**GOAL OF THE EXERCISE**
Give the number of lines in the records below that include "then", and nothing more.

===== GIVEN RECORDS

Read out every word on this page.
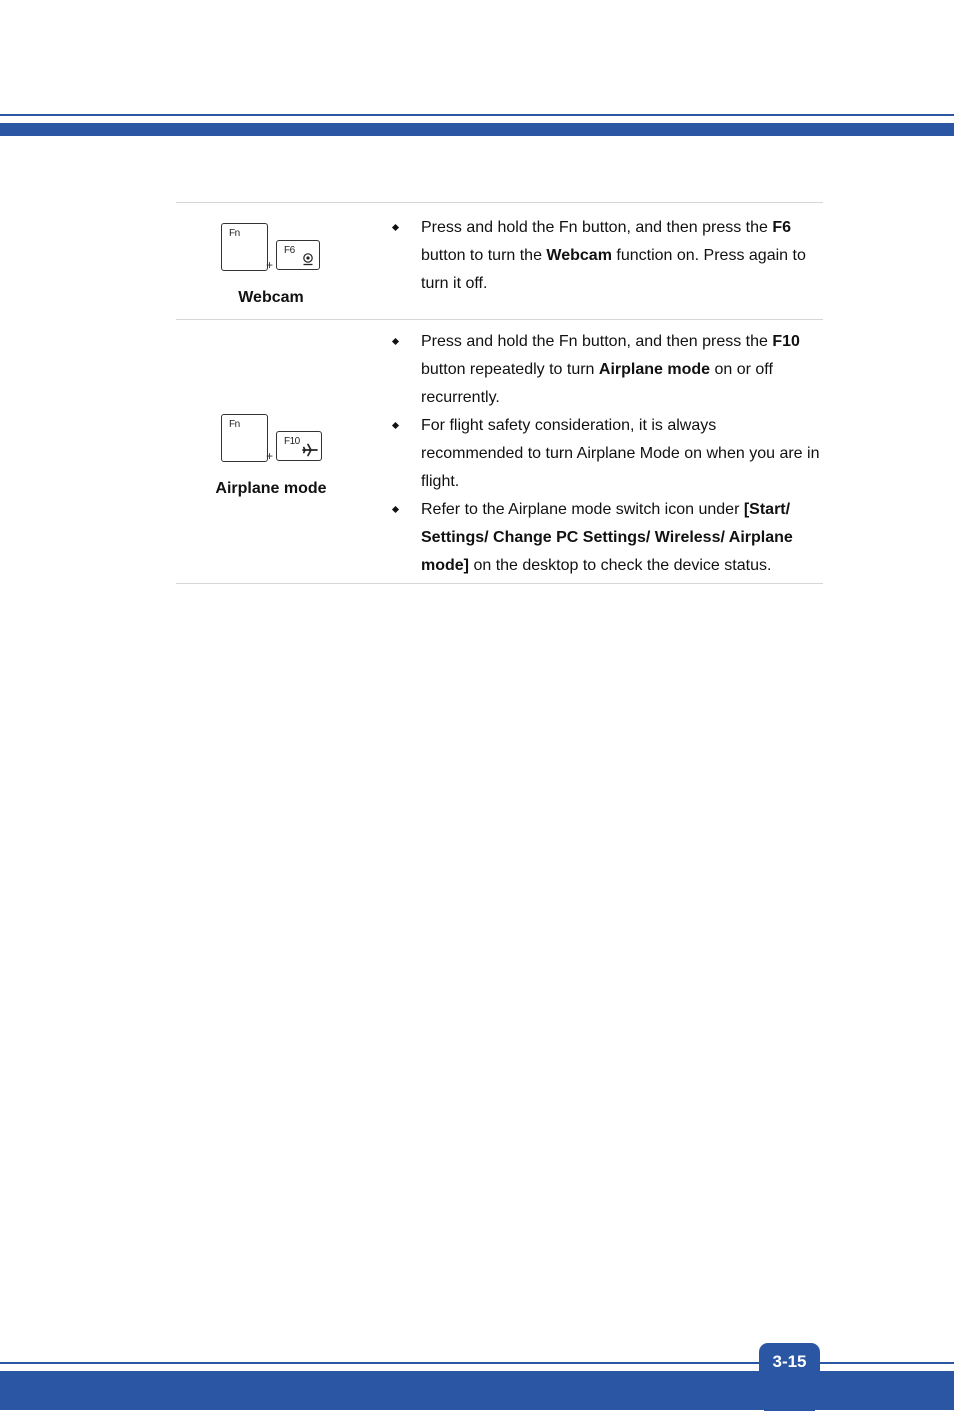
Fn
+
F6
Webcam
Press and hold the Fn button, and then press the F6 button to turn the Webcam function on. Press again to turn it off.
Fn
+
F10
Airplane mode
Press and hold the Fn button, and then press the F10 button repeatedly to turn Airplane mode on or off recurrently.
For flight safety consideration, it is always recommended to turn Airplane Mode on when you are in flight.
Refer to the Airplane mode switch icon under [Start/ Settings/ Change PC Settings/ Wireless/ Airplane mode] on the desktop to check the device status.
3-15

==========

**RESULT FOR THIS EXERCISE**
2